Work instructions:
Search the records for "hepático" and copy each line that holds it.

Data to process:
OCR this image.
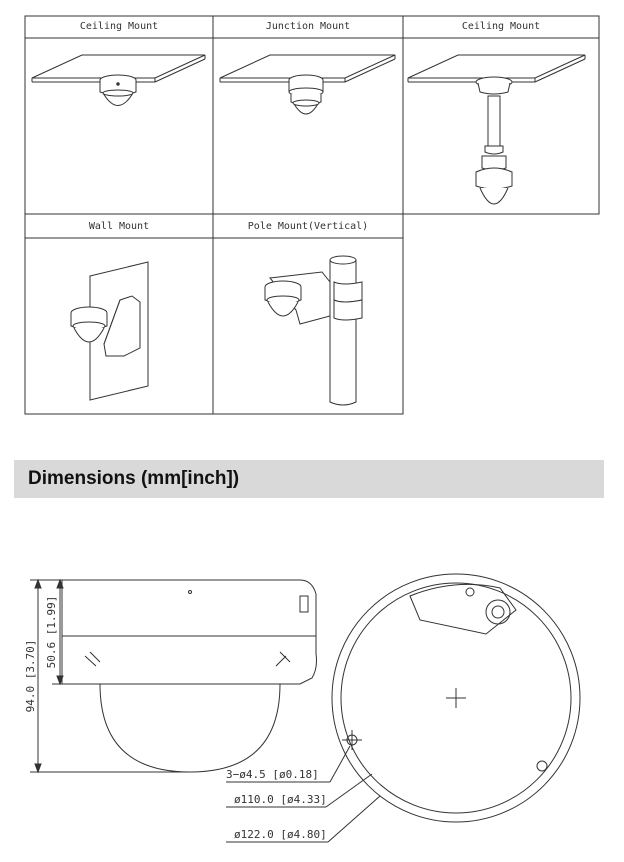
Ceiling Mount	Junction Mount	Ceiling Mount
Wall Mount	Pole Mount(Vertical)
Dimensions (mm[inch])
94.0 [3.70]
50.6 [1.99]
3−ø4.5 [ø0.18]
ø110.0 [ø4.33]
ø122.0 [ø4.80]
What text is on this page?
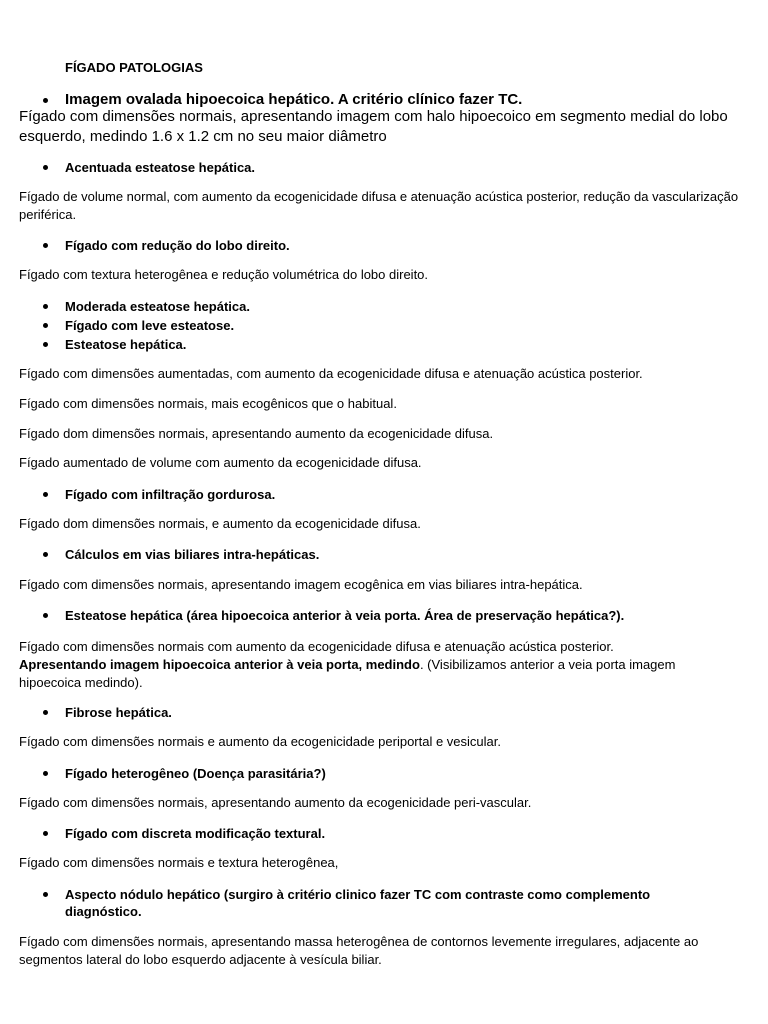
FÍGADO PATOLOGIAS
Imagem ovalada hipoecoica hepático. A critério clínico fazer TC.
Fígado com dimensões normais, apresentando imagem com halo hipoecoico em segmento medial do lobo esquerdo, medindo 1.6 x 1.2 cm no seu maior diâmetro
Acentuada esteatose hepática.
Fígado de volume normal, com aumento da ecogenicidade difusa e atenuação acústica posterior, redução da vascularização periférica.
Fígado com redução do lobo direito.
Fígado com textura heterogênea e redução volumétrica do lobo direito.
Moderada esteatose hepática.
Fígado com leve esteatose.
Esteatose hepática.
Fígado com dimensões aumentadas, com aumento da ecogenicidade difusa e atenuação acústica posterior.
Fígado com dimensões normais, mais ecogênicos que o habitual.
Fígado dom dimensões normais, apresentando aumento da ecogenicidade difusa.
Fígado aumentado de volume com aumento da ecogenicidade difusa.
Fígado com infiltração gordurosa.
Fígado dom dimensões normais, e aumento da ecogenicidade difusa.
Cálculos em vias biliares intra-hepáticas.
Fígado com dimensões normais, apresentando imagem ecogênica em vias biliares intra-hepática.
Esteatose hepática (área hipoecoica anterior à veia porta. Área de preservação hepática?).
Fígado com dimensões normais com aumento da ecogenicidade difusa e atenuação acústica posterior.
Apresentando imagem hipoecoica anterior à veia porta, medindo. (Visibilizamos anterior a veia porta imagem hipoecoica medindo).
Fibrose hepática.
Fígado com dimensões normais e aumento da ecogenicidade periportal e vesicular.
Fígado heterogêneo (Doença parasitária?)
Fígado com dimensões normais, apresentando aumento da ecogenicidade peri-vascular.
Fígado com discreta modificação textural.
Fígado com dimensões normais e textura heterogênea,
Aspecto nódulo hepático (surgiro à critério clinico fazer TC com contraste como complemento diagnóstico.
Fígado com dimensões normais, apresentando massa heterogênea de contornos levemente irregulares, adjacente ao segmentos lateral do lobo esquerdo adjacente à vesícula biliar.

The response:
Imagem ovalada hipoecoica hepático. A critério clínico fazer TC.
Aspecto nódulo hepático (surgiro à critério clinico fazer TC com contraste como complemento diagnóstico.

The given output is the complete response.